## TASK BRIEF:
Pick out all lines in the listing holding the string "title" and copy them.

== INPUT ROWS

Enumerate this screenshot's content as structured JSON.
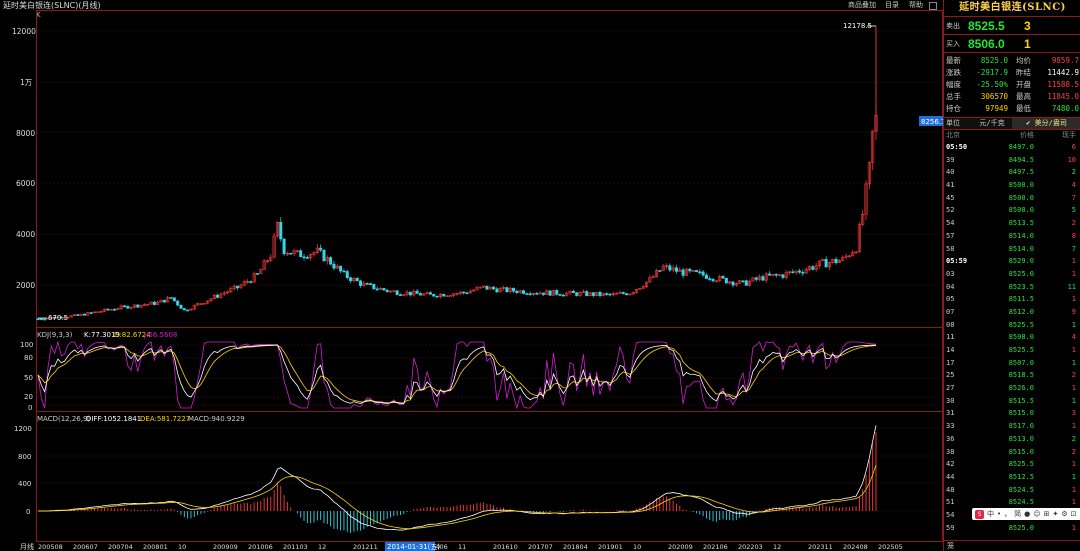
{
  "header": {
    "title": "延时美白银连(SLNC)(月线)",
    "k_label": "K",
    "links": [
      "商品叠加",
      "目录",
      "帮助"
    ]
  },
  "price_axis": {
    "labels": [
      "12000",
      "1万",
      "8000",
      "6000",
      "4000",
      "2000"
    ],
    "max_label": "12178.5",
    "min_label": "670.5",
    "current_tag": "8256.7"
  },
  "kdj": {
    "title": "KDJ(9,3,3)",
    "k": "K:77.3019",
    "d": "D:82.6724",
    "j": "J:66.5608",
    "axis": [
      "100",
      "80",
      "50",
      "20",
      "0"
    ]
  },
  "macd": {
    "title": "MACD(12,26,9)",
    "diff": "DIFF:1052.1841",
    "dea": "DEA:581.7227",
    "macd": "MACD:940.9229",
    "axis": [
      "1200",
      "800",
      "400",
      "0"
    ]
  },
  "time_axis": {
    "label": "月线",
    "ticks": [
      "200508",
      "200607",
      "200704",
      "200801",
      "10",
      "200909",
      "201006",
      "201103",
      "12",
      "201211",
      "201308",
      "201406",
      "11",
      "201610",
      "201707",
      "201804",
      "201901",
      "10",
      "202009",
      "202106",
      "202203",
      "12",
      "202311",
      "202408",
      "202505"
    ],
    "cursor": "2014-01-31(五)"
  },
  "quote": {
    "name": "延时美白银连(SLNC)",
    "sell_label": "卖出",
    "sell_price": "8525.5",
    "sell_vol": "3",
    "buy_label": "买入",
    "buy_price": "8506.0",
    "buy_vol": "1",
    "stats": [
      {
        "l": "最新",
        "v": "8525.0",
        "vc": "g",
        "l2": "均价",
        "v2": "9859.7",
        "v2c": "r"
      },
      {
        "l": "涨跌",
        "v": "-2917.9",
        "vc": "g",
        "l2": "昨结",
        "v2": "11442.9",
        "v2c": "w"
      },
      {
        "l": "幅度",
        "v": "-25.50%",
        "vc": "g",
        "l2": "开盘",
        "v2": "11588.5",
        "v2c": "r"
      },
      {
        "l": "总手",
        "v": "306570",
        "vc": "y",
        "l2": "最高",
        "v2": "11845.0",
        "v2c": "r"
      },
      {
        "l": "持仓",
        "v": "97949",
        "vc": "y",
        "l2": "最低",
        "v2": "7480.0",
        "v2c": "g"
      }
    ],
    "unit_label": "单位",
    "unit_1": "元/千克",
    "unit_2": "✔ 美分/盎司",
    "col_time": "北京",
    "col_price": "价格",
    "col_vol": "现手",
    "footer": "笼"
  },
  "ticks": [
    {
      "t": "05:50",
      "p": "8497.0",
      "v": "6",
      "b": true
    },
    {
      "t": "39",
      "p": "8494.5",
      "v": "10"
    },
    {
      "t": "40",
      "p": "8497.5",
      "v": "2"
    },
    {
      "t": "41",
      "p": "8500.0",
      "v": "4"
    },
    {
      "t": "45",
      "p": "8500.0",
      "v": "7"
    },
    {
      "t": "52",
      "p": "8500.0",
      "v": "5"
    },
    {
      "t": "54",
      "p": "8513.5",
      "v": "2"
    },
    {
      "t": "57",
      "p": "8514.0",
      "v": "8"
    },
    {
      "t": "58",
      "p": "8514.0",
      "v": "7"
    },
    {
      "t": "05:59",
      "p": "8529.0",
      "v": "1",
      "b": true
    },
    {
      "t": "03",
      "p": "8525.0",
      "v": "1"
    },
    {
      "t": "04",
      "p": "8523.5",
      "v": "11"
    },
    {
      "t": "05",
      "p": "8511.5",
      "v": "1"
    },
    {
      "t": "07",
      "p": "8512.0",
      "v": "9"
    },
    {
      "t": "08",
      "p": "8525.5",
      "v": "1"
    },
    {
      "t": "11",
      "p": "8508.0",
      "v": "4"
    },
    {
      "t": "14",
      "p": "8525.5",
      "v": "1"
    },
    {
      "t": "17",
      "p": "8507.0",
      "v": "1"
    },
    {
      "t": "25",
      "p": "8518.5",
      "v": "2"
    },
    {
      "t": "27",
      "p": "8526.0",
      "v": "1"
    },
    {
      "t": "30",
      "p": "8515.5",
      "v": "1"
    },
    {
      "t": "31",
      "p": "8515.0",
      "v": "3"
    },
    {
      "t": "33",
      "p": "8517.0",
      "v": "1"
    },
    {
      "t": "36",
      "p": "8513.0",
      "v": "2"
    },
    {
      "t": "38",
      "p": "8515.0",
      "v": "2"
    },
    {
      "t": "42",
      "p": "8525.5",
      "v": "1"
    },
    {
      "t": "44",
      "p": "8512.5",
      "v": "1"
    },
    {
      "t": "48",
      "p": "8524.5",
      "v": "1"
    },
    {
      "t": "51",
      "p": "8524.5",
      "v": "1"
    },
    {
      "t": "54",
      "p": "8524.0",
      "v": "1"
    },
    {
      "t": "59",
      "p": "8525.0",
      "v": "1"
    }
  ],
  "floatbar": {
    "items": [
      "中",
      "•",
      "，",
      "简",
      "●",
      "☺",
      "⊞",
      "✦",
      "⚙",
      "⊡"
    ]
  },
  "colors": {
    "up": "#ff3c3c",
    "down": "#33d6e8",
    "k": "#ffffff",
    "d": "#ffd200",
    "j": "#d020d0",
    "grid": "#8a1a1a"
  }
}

====
== INPUT ROWS

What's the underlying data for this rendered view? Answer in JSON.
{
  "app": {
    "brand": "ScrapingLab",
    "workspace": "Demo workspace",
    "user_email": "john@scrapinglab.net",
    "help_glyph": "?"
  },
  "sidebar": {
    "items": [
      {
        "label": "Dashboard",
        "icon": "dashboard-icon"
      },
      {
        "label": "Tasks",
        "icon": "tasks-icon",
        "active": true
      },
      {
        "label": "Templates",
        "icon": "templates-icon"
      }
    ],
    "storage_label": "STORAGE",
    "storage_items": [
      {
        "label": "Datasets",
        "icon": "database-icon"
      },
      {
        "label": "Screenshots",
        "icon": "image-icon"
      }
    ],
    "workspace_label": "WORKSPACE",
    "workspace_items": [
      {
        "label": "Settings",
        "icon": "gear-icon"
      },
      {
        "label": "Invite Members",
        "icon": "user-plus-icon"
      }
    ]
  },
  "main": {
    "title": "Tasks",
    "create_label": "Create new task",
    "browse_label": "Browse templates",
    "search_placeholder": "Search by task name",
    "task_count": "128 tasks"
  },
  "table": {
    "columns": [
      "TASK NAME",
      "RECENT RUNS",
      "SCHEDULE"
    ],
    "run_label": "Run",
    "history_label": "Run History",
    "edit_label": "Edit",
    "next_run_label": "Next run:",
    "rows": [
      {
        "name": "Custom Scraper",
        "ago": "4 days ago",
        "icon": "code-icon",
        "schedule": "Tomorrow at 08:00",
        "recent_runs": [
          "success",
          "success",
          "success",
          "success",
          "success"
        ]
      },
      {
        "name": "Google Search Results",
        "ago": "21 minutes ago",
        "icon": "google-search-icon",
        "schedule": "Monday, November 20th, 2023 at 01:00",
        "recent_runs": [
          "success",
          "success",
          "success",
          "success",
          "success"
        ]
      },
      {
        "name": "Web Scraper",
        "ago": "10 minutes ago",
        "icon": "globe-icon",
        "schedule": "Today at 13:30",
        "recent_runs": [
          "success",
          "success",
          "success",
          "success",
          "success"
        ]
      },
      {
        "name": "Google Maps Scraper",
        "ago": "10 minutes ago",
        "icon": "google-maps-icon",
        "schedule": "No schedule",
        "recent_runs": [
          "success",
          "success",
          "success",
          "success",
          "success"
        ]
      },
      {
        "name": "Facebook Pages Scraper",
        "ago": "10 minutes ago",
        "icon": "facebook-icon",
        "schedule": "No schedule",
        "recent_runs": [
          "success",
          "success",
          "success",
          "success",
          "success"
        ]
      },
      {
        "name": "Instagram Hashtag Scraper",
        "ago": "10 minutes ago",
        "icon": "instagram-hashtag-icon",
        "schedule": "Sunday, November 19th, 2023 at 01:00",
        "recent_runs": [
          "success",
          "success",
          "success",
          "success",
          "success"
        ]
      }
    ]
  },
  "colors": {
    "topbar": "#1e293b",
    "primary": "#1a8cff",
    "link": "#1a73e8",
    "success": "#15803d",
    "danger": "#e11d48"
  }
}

====
== INPUT ROWS

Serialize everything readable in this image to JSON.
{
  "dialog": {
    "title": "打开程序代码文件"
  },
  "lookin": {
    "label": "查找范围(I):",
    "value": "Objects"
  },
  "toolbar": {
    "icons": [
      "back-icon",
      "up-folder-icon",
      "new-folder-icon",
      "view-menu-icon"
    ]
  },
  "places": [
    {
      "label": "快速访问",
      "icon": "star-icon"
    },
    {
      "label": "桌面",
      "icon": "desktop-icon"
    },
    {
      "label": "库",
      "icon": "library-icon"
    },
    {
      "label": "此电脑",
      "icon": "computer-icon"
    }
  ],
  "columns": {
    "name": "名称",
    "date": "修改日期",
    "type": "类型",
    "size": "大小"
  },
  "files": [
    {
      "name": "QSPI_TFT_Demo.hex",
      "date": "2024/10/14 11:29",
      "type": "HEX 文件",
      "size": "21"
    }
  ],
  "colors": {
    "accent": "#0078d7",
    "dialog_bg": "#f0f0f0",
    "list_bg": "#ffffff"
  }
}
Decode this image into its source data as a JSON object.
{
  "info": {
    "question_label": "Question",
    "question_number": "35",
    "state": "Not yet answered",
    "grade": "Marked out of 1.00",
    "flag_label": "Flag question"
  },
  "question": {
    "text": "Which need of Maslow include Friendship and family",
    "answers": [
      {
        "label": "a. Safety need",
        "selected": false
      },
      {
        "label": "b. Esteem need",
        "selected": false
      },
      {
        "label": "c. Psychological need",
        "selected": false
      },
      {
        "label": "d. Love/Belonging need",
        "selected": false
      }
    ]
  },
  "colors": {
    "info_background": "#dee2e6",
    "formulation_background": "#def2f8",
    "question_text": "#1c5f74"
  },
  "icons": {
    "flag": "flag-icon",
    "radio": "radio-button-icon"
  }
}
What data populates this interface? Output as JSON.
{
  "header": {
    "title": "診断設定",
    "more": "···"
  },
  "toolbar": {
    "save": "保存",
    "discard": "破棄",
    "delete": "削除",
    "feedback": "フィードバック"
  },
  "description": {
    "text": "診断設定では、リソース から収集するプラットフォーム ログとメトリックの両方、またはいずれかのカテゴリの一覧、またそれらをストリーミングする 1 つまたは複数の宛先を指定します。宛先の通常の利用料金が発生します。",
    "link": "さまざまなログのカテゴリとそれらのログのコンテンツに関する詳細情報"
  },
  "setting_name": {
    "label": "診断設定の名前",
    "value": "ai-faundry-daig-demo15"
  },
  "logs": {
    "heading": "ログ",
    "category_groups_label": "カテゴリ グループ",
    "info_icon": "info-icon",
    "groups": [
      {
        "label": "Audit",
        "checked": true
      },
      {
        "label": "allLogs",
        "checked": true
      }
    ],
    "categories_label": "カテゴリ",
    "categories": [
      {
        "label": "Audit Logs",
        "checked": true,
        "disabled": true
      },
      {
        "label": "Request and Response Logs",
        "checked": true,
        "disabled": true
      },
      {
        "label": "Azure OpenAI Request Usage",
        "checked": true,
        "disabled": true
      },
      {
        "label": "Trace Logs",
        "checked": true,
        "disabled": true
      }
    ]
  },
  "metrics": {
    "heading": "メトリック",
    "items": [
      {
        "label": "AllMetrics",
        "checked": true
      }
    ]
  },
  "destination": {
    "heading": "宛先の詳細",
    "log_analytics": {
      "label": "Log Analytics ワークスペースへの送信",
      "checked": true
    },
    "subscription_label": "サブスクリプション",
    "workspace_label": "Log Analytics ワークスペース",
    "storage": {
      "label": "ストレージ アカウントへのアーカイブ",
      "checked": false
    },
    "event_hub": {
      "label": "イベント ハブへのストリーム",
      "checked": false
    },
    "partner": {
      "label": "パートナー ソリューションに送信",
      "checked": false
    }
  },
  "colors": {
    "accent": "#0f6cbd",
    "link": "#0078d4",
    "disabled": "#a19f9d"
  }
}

====

## REPLY TO THE EXERCISE:
    "title": "延时美白银连(SLNC)(月线)",
    "title": "KDJ(9,3,3)",
    "title": "MACD(12,26,9)",
    "title": "Tasks",
    "title": "打开程序代码文件"
    "title": "診断設定",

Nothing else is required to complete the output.